WORK TO DO =>
Please return the full listing below without altering anything.
Begin DATASET
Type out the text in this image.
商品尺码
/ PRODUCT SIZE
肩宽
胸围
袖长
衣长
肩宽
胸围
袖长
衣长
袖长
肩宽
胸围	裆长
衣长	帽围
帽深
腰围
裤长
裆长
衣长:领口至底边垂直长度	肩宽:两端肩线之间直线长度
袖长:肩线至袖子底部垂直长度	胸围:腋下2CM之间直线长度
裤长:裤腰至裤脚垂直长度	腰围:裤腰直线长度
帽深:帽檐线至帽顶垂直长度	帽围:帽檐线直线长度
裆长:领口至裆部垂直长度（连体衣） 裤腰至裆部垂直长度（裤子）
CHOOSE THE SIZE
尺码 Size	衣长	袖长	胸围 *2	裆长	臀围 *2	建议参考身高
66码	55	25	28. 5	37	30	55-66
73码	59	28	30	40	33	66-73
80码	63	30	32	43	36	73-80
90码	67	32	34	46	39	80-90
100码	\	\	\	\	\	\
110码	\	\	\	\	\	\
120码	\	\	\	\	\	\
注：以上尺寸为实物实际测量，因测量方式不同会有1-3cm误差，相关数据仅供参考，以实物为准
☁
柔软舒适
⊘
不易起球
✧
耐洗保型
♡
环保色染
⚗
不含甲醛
End DATASET
RESPONSE BELOW =>
Type out the text in this image.
商品尺码
/ PRODUCT SIZE
肩宽
胸围
袖长
衣长
肩宽
胸围
袖长
衣长
袖长
肩宽
胸围	裆长
衣长	帽围
帽深
腰围
裤长
裆长
衣长:领口至底边垂直长度	肩宽:两端肩线之间直线长度
袖长:肩线至袖子底部垂直长度	胸围:腋下2CM之间直线长度
裤长:裤腰至裤脚垂直长度	腰围:裤腰直线长度
帽深:帽檐线至帽顶垂直长度	帽围:帽檐线直线长度
裆长:领口至裆部垂直长度（连体衣） 裤腰至裆部垂直长度（裤子）
CHOOSE THE SIZE
尺码 Size	衣长	袖长	胸围 *2	裆长	臀围 *2	建议参考身高
66码	55	25	28. 5	37	30	55-66
73码	59	28	30	40	33	66-73
80码	63	30	32	43	36	73-80
90码	67	32	34	46	39	80-90
100码	\	\	\	\	\	\
110码	\	\	\	\	\	\
120码	\	\	\	\	\	\
注：以上尺寸为实物实际测量，因测量方式不同会有1-3cm误差，相关数据仅供参考，以实物为准
☁
柔软舒适
⊘
不易起球
✧
耐洗保型
♡
环保色染
⚗
不含甲醛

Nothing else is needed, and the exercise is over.